===== PROVIDED INFORMATION =====
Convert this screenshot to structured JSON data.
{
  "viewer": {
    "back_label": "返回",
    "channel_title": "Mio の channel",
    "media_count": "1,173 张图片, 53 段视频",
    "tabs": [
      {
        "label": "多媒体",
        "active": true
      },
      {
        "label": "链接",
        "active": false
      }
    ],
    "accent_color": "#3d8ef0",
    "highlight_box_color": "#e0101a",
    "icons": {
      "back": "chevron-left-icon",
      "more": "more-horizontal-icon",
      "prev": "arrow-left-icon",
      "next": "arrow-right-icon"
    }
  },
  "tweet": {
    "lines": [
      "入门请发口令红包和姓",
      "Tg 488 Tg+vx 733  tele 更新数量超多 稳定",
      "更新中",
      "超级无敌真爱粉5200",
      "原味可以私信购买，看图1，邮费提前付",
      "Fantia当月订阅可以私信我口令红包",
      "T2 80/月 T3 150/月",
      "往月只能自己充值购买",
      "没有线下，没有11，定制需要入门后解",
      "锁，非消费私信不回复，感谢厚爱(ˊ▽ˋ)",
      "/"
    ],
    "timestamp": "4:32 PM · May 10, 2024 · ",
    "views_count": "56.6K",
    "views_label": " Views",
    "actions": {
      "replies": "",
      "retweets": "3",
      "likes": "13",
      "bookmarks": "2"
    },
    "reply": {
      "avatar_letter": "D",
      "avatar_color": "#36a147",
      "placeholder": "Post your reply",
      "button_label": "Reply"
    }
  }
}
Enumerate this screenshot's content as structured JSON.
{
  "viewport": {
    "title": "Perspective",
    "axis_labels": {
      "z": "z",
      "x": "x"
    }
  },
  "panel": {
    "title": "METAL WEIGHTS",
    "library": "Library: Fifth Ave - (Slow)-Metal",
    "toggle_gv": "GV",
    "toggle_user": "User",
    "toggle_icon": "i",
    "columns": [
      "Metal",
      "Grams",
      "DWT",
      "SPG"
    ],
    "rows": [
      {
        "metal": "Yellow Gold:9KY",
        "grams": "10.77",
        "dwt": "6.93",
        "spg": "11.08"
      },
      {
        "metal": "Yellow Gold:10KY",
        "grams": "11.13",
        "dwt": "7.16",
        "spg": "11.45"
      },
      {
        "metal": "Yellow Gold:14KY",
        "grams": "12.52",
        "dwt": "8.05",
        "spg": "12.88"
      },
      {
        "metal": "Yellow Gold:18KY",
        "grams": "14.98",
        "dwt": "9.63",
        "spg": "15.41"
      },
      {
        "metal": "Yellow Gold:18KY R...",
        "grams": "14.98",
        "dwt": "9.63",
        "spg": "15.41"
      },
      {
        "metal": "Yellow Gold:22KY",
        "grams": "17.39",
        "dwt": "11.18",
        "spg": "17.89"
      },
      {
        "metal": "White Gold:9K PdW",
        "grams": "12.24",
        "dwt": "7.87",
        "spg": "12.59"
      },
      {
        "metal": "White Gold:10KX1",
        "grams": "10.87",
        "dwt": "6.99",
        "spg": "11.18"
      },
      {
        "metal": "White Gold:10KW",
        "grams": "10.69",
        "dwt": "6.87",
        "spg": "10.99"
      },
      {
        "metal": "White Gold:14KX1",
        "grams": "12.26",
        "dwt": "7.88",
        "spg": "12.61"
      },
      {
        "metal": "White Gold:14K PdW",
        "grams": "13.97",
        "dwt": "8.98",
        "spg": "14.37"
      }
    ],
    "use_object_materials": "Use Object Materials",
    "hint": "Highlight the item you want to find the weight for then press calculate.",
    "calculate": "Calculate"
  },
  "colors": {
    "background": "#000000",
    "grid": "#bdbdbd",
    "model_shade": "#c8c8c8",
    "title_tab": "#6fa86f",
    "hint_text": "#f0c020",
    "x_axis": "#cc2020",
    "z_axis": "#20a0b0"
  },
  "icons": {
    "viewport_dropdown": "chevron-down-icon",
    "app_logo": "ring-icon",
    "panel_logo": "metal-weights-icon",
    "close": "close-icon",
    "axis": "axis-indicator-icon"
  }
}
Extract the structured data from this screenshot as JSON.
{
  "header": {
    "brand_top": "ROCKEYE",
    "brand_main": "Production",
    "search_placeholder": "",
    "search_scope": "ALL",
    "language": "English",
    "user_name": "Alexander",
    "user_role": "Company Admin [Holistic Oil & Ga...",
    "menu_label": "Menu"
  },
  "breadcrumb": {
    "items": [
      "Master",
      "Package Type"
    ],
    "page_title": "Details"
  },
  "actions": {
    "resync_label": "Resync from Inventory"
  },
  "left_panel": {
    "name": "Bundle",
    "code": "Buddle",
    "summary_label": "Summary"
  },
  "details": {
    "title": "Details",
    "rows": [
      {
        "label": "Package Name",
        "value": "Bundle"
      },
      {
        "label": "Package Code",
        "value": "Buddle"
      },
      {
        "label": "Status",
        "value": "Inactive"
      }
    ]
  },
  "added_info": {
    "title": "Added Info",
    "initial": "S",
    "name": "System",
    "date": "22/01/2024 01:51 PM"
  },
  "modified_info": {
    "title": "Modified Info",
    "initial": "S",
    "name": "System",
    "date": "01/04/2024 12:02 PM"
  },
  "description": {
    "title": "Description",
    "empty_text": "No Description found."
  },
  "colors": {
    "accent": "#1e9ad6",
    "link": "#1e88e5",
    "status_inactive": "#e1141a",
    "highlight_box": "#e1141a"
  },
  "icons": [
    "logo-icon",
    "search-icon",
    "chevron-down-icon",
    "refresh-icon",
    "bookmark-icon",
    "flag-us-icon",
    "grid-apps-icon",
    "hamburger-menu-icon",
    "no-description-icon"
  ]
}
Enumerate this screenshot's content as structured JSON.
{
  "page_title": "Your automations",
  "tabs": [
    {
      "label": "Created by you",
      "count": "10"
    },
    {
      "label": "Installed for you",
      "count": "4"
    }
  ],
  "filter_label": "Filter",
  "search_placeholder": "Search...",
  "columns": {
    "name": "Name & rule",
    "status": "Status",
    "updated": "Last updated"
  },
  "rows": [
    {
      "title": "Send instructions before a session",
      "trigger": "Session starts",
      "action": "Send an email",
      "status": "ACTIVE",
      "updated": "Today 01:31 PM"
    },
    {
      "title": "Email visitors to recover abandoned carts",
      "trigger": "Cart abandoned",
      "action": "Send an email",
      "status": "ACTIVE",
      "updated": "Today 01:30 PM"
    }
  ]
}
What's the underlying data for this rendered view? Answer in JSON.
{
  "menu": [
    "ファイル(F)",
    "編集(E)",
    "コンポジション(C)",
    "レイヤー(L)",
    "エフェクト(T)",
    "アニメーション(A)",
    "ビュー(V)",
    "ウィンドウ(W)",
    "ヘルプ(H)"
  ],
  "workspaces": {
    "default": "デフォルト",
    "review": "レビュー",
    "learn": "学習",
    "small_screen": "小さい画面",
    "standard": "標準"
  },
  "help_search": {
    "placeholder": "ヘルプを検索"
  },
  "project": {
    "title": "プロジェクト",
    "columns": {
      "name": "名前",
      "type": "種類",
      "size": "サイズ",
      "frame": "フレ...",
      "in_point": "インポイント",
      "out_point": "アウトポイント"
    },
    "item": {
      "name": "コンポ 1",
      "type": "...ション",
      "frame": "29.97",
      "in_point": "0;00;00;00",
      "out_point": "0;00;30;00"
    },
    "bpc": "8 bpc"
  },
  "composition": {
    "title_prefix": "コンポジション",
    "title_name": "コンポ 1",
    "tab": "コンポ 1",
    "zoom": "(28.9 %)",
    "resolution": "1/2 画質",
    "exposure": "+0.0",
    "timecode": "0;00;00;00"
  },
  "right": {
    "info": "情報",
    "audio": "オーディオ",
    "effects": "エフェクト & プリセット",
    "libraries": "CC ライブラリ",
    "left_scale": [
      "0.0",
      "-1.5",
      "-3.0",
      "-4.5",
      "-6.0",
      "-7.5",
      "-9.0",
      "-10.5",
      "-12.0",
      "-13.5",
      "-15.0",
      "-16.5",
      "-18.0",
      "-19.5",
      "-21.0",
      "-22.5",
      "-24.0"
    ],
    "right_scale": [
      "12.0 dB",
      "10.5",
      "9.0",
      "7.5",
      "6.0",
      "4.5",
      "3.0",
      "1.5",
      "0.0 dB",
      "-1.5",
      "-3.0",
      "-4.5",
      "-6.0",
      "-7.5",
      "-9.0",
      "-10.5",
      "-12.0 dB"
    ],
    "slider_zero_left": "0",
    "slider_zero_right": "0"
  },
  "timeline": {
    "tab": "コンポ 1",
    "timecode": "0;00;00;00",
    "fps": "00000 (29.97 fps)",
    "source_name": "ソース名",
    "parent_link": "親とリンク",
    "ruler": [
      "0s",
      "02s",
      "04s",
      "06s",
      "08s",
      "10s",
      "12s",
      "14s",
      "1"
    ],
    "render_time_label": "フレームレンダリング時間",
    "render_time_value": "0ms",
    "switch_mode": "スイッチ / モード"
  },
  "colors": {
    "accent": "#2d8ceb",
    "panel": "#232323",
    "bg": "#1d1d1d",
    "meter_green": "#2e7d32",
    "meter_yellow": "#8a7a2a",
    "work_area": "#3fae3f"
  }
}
=====
# [THE EXERCISE]
Show each line holding the word "updated".

# [TASK OUTPUT]
    "updated": "Last updated"
      "updated": "Today 01:31 PM"
      "updated": "Today 01:30 PM"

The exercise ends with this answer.